Aim of the exercise: Whenever a line contains the string "Solo", copy it out of the entries.

Records contained in a dataset:
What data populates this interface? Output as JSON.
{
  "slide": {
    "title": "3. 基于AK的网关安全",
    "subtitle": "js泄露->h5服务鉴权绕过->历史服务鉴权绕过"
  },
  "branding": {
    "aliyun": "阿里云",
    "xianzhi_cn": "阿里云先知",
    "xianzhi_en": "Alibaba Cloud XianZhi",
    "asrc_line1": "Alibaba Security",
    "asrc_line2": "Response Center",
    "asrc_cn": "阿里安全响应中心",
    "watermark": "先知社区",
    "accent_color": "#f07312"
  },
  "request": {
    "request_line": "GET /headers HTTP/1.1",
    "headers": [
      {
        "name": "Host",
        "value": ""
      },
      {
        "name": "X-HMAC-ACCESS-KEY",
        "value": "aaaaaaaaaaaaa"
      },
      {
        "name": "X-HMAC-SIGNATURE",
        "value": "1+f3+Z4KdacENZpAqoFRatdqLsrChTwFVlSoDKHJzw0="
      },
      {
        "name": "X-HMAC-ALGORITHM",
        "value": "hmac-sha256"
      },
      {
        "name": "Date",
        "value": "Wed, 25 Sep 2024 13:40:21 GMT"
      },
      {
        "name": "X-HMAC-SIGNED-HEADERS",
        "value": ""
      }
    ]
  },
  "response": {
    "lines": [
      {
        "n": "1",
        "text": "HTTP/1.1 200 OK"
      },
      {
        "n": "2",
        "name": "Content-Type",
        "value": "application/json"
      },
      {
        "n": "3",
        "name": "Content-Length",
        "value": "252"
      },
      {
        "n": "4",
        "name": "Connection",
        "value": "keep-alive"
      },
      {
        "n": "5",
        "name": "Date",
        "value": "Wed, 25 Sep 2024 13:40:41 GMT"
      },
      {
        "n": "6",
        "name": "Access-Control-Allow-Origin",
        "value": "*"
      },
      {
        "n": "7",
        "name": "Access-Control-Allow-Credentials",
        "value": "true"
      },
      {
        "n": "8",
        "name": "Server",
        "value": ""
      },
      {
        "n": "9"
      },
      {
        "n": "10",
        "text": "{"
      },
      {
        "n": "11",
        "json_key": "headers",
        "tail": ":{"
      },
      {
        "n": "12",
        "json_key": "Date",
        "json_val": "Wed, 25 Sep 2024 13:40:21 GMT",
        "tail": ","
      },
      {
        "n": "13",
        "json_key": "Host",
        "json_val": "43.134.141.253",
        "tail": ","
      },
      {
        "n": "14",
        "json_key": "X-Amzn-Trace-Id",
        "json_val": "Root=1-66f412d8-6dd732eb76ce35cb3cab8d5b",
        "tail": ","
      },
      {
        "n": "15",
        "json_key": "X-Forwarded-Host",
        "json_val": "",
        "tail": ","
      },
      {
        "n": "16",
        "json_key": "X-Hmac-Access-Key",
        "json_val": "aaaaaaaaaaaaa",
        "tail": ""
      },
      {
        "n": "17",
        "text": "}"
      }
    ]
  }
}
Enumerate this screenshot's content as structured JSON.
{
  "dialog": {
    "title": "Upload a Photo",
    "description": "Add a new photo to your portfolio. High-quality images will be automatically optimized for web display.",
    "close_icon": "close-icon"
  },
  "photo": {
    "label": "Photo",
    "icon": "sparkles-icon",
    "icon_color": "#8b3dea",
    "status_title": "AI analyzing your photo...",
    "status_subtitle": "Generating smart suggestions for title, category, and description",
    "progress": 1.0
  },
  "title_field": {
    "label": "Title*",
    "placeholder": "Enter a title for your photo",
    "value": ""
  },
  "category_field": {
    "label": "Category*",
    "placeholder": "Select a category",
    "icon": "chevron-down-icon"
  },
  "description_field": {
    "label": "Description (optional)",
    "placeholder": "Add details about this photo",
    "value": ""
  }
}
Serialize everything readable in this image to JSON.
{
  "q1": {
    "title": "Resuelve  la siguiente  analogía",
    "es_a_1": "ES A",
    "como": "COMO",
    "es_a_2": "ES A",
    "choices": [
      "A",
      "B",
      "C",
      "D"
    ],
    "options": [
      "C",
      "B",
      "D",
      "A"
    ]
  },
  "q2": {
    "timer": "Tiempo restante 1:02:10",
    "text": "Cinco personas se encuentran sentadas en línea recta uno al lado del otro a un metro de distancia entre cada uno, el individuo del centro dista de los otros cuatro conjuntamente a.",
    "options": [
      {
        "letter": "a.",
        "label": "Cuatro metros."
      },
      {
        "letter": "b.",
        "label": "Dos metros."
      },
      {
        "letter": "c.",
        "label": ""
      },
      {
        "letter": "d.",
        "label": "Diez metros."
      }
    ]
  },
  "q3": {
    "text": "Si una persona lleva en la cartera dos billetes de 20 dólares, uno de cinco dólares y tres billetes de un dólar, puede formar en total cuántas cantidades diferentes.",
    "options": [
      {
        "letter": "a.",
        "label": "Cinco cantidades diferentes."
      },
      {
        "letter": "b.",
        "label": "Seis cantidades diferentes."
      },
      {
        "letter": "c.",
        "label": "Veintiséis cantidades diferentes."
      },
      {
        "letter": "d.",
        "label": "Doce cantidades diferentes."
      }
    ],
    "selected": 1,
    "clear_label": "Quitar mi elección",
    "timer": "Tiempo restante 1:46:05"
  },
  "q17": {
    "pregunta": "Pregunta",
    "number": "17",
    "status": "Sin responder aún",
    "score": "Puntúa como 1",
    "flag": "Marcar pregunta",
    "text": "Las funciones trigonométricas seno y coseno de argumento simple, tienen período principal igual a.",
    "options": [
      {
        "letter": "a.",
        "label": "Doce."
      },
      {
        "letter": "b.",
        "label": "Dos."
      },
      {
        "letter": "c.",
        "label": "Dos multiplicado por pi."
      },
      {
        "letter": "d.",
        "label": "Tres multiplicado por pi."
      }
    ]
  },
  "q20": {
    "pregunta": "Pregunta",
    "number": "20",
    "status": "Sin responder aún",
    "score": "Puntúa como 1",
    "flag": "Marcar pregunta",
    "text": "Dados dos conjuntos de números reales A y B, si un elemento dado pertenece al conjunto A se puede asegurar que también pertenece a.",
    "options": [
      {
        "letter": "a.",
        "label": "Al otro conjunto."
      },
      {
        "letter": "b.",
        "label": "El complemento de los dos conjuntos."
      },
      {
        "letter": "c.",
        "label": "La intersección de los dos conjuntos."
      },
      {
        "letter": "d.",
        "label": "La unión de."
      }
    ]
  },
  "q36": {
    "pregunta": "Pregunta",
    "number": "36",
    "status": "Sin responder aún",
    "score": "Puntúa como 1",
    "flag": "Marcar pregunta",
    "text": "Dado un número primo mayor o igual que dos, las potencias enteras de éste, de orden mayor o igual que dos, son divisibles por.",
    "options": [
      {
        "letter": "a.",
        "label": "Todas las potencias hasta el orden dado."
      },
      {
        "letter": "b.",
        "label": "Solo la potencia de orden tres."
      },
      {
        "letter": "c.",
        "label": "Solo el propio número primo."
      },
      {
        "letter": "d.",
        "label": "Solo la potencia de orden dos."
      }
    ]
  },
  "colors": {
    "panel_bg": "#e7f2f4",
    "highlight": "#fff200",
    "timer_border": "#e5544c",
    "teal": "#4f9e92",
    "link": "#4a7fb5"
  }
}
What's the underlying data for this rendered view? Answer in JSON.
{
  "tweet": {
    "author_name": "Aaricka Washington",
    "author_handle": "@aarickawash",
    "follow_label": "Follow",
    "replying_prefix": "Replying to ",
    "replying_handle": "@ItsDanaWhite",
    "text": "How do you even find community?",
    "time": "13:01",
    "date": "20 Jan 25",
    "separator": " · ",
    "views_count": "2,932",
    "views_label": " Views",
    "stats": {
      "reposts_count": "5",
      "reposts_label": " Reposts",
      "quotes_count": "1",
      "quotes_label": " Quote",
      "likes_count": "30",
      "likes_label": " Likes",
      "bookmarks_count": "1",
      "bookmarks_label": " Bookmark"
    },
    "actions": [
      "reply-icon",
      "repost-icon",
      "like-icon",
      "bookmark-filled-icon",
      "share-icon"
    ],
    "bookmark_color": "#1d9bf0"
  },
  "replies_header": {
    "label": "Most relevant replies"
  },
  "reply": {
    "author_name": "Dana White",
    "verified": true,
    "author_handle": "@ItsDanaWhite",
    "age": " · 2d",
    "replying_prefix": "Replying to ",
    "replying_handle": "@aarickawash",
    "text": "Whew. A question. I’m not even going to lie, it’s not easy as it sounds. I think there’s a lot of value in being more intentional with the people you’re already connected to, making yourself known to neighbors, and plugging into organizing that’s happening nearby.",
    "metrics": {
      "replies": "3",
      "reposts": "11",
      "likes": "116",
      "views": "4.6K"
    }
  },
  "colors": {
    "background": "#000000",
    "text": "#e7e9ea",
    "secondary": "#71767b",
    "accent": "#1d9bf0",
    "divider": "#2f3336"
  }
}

Full response:
        "label": "Solo la potencia de orden tres."
        "label": "Solo el propio número primo."
        "label": "Solo la potencia de orden dos."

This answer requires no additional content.